* **What this task involves**:
Quote the listing below in its entirety.

[A block of data]
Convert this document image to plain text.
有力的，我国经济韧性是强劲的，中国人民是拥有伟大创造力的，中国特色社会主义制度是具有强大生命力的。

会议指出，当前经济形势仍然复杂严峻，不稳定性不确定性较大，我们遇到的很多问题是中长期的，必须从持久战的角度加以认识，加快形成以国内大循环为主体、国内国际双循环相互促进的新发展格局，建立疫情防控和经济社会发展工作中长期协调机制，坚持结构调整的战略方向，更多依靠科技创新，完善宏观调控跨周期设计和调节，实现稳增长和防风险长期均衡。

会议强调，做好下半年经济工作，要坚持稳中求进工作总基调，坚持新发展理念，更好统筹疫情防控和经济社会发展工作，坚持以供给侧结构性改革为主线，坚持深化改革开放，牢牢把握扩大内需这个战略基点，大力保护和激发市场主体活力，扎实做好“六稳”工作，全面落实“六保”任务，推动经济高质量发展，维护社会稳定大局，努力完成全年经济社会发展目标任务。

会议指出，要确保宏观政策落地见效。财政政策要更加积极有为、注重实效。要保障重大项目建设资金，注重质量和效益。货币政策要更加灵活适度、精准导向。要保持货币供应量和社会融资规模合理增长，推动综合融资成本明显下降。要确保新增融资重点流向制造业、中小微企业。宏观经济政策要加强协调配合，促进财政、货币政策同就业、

* **Task solution**:
Convert this document image to plain text.
有力的，我国经济韧性是强劲的，中国人民是拥有伟大创造力的，中国特色社会主义制度是具有强大生命力的。

会议指出，当前经济形势仍然复杂严峻，不稳定性不确定性较大，我们遇到的很多问题是中长期的，必须从持久战的角度加以认识，加快形成以国内大循环为主体、国内国际双循环相互促进的新发展格局，建立疫情防控和经济社会发展工作中长期协调机制，坚持结构调整的战略方向，更多依靠科技创新，完善宏观调控跨周期设计和调节，实现稳增长和防风险长期均衡。

会议强调，做好下半年经济工作，要坚持稳中求进工作总基调，坚持新发展理念，更好统筹疫情防控和经济社会发展工作，坚持以供给侧结构性改革为主线，坚持深化改革开放，牢牢把握扩大内需这个战略基点，大力保护和激发市场主体活力，扎实做好“六稳”工作，全面落实“六保”任务，推动经济高质量发展，维护社会稳定大局，努力完成全年经济社会发展目标任务。

会议指出，要确保宏观政策落地见效。财政政策要更加积极有为、注重实效。要保障重大项目建设资金，注重质量和效益。货币政策要更加灵活适度、精准导向。要保持货币供应量和社会融资规模合理增长，推动综合融资成本明显下降。要确保新增融资重点流向制造业、中小微企业。宏观经济政策要加强协调配合，促进财政、货币政策同就业、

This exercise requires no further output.